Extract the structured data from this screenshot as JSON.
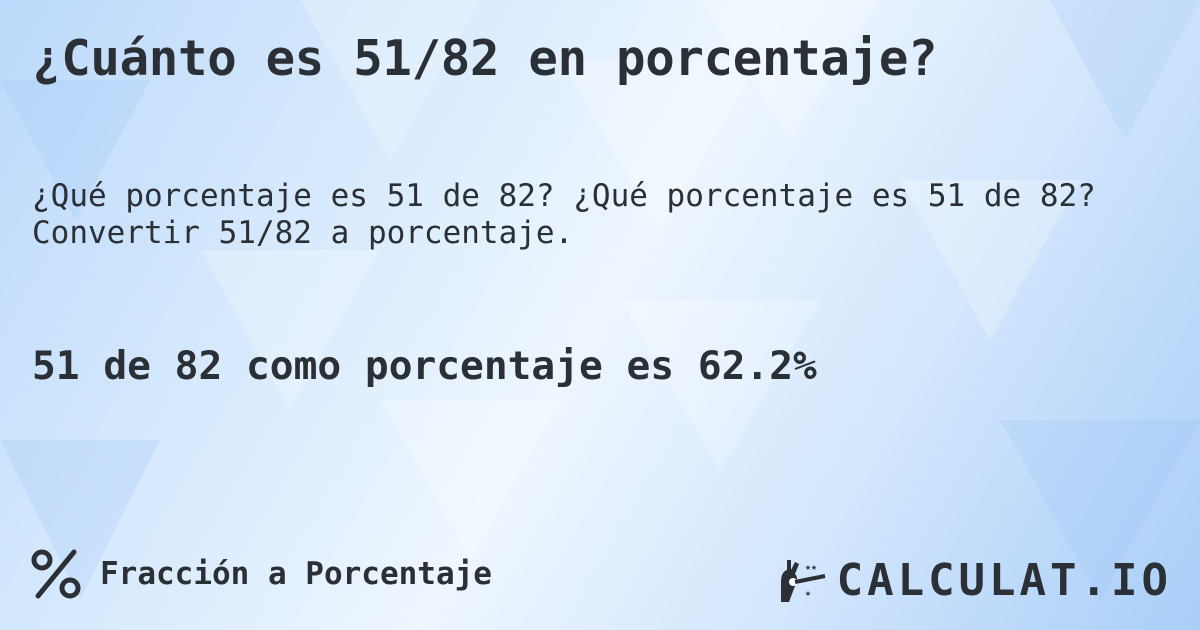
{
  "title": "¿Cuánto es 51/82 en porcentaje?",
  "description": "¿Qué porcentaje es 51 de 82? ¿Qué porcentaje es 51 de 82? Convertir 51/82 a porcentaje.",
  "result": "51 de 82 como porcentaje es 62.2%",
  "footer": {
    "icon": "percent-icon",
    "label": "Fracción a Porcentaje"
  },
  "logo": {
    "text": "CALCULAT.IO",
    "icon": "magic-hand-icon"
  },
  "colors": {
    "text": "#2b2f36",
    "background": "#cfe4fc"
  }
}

==

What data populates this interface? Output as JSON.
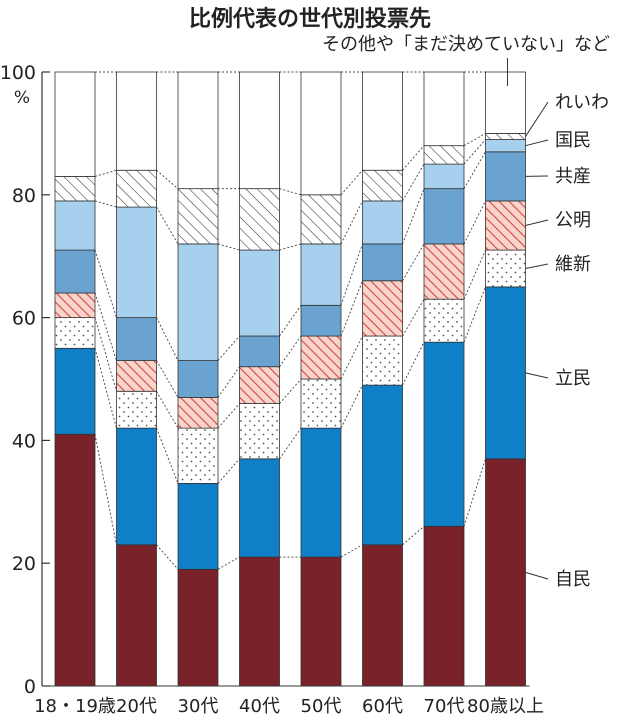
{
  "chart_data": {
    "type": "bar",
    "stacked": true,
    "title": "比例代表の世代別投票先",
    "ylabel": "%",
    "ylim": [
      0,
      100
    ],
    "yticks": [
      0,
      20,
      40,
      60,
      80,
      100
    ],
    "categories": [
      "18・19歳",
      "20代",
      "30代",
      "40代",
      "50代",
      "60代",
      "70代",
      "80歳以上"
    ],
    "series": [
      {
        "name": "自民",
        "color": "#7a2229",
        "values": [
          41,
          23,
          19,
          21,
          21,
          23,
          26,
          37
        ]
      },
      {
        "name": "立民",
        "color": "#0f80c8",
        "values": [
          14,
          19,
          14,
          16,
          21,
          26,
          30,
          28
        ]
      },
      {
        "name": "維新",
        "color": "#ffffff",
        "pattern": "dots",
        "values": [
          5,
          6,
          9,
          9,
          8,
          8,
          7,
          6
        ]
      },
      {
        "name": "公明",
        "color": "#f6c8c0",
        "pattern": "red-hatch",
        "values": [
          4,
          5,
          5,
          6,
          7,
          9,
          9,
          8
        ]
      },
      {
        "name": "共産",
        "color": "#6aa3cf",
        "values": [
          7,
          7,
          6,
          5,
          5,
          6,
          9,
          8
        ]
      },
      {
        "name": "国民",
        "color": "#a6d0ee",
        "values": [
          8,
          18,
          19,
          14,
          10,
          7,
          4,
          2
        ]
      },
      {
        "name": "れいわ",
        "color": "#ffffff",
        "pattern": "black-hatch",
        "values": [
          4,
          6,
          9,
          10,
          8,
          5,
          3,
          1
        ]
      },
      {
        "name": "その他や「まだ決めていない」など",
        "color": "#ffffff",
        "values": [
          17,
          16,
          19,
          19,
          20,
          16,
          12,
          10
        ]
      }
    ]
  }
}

* TASK TO CARRY OUT *
Using the records given above, list every line that includes the word "this".

* RESULT *
Extract the structured data from this screenshot as JSON.
What data populates this interface? Output as JSON.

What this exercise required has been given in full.